BEGIN Data provided
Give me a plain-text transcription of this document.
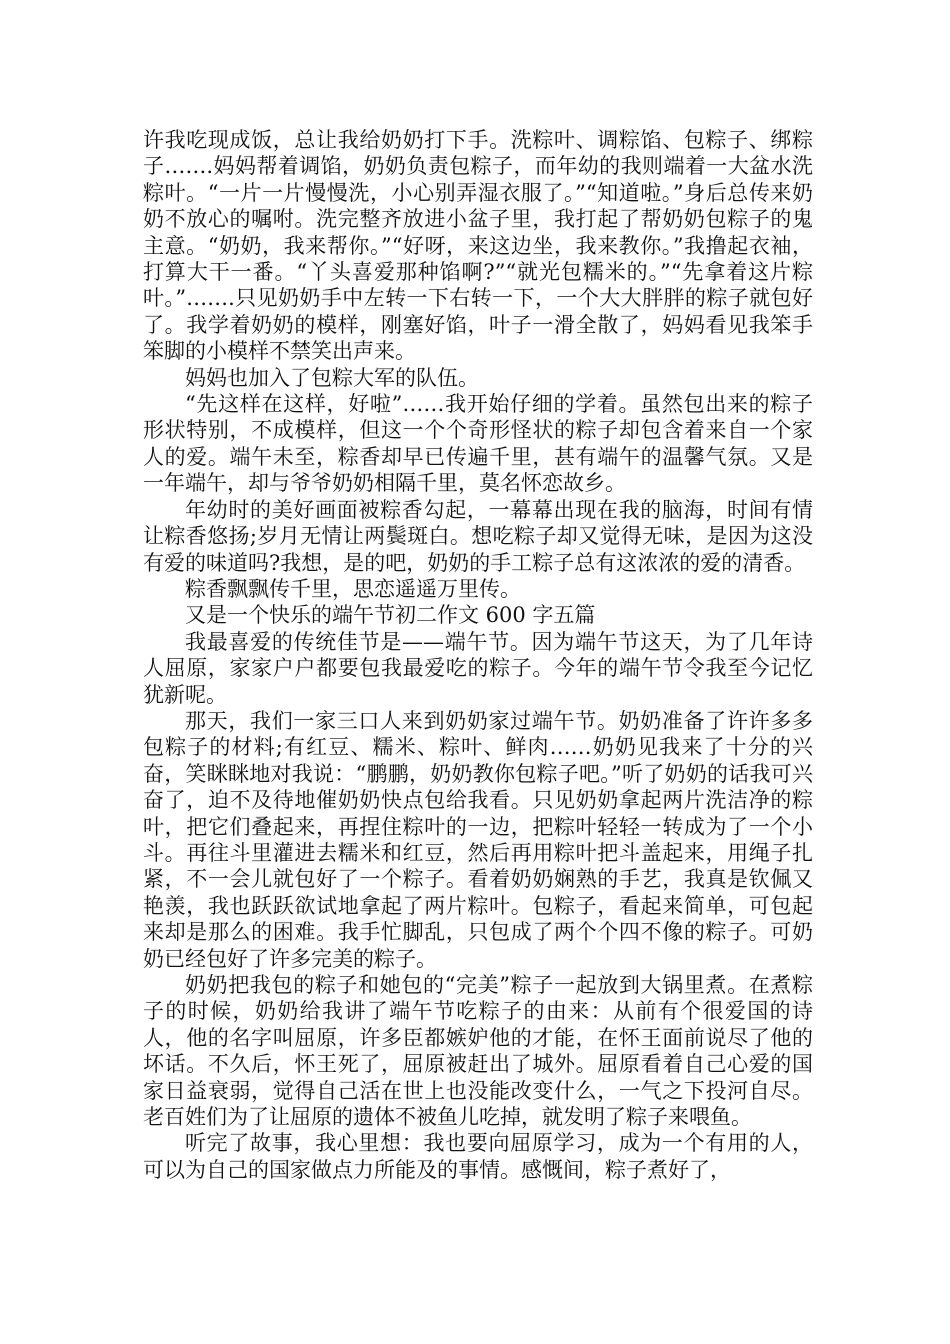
许我吃现成饭，总让我给奶奶打下手。洗粽叶、调粽馅、包粽子、绑粽子…….妈妈帮着调馅，奶奶负责包粽子，而年幼的我则端着一大盆水洗粽叶。“一片一片慢慢洗，小心别弄湿衣服了。”“知道啦。”身后总传来奶奶不放心的嘱咐。洗完整齐放进小盆子里，我打起了帮奶奶包粽子的鬼主意。“奶奶，我来帮你。”“好呀，来这边坐，我来教你。”我撸起衣袖，打算大干一番。“丫头喜爱那种馅啊?”“就光包糯米的。”“先拿着这片粽叶。”…….只见奶奶手中左转一下右转一下，一个大大胖胖的粽子就包好了。我学着奶奶的模样，刚塞好馅，叶子一滑全散了，妈妈看见我笨手笨脚的小模样不禁笑出声来。

妈妈也加入了包粽大军的队伍。

“先这样在这样，好啦”……我开始仔细的学着。虽然包出来的粽子形状特别，不成模样，但这一个个奇形怪状的粽子却包含着来自一个家人的爱。端午未至，粽香却早已传遍千里，甚有端午的温馨气氛。又是一年端午，却与爷爷奶奶相隔千里，莫名怀恋故乡。

年幼时的美好画面被粽香勾起，一幕幕出现在我的脑海，时间有情让粽香悠扬;岁月无情让两鬓斑白。想吃粽子却又觉得无味，是因为这没有爱的味道吗?我想，是的吧，奶奶的手工粽子总有这浓浓的爱的清香。

粽香飘飘传千里，思恋遥遥万里传。

又是一个快乐的端午节初二作文 600 字五篇

我最喜爱的传统佳节是——端午节。因为端午节这天，为了几年诗人屈原，家家户户都要包我最爱吃的粽子。今年的端午节令我至今记忆犹新呢。

那天，我们一家三口人来到奶奶家过端午节。奶奶准备了许许多多包粽子的材料;有红豆、糯米、粽叶、鲜肉……奶奶见我来了十分的兴奋，笑眯眯地对我说：“鹏鹏，奶奶教你包粽子吧。”听了奶奶的话我可兴奋了，迫不及待地催奶奶快点包给我看。只见奶奶拿起两片洗洁净的粽叶，把它们叠起来，再捏住粽叶的一边，把粽叶轻轻一转成为了一个小斗。再往斗里灌进去糯米和红豆，然后再用粽叶把斗盖起来，用绳子扎紧，不一会儿就包好了一个粽子。看着奶奶娴熟的手艺，我真是钦佩又艳羡，我也跃跃欲试地拿起了两片粽叶。包粽子，看起来简单，可包起来却是那么的困难。我手忙脚乱，只包成了两个个四不像的粽子。可奶奶已经包好了许多完美的粽子。

奶奶把我包的粽子和她包的“完美”粽子一起放到大锅里煮。在煮粽子的时候，奶奶给我讲了端午节吃粽子的由来：从前有个很爱国的诗人，他的名字叫屈原，许多臣都嫉妒他的才能，在怀王面前说尽了他的坏话。不久后，怀王死了，屈原被赶出了城外。屈原看着自己心爱的国家日益衰弱，觉得自己活在世上也没能改变什么，一气之下投河自尽。老百姓们为了让屈原的遗体不被鱼儿吃掉，就发明了粽子来喂鱼。

听完了故事，我心里想：我也要向屈原学习，成为一个有用的人，可以为自己的国家做点力所能及的事情。感慨间，粽子煮好了，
END Data provided
→ **What the task requires**
Copy out every line of the material above exactly, skipping the pictures.

→ **Task response**
Give me a plain-text transcription of this document.
许我吃现成饭，总让我给奶奶打下手。洗粽叶、调粽馅、包粽子、绑粽子…….妈妈帮着调馅，奶奶负责包粽子，而年幼的我则端着一大盆水洗粽叶。“一片一片慢慢洗，小心别弄湿衣服了。”“知道啦。”身后总传来奶奶不放心的嘱咐。洗完整齐放进小盆子里，我打起了帮奶奶包粽子的鬼主意。“奶奶，我来帮你。”“好呀，来这边坐，我来教你。”我撸起衣袖，打算大干一番。“丫头喜爱那种馅啊?”“就光包糯米的。”“先拿着这片粽叶。”…….只见奶奶手中左转一下右转一下，一个大大胖胖的粽子就包好了。我学着奶奶的模样，刚塞好馅，叶子一滑全散了，妈妈看见我笨手笨脚的小模样不禁笑出声来。

妈妈也加入了包粽大军的队伍。

“先这样在这样，好啦”……我开始仔细的学着。虽然包出来的粽子形状特别，不成模样，但这一个个奇形怪状的粽子却包含着来自一个家人的爱。端午未至，粽香却早已传遍千里，甚有端午的温馨气氛。又是一年端午，却与爷爷奶奶相隔千里，莫名怀恋故乡。

年幼时的美好画面被粽香勾起，一幕幕出现在我的脑海，时间有情让粽香悠扬;岁月无情让两鬓斑白。想吃粽子却又觉得无味，是因为这没有爱的味道吗?我想，是的吧，奶奶的手工粽子总有这浓浓的爱的清香。

粽香飘飘传千里，思恋遥遥万里传。

又是一个快乐的端午节初二作文 600 字五篇

我最喜爱的传统佳节是——端午节。因为端午节这天，为了几年诗人屈原，家家户户都要包我最爱吃的粽子。今年的端午节令我至今记忆犹新呢。

那天，我们一家三口人来到奶奶家过端午节。奶奶准备了许许多多包粽子的材料;有红豆、糯米、粽叶、鲜肉……奶奶见我来了十分的兴奋，笑眯眯地对我说：“鹏鹏，奶奶教你包粽子吧。”听了奶奶的话我可兴奋了，迫不及待地催奶奶快点包给我看。只见奶奶拿起两片洗洁净的粽叶，把它们叠起来，再捏住粽叶的一边，把粽叶轻轻一转成为了一个小斗。再往斗里灌进去糯米和红豆，然后再用粽叶把斗盖起来，用绳子扎紧，不一会儿就包好了一个粽子。看着奶奶娴熟的手艺，我真是钦佩又艳羡，我也跃跃欲试地拿起了两片粽叶。包粽子，看起来简单，可包起来却是那么的困难。我手忙脚乱，只包成了两个个四不像的粽子。可奶奶已经包好了许多完美的粽子。

奶奶把我包的粽子和她包的“完美”粽子一起放到大锅里煮。在煮粽子的时候，奶奶给我讲了端午节吃粽子的由来：从前有个很爱国的诗人，他的名字叫屈原，许多臣都嫉妒他的才能，在怀王面前说尽了他的坏话。不久后，怀王死了，屈原被赶出了城外。屈原看着自己心爱的国家日益衰弱，觉得自己活在世上也没能改变什么，一气之下投河自尽。老百姓们为了让屈原的遗体不被鱼儿吃掉，就发明了粽子来喂鱼。

听完了故事，我心里想：我也要向屈原学习，成为一个有用的人，可以为自己的国家做点力所能及的事情。感慨间，粽子煮好了，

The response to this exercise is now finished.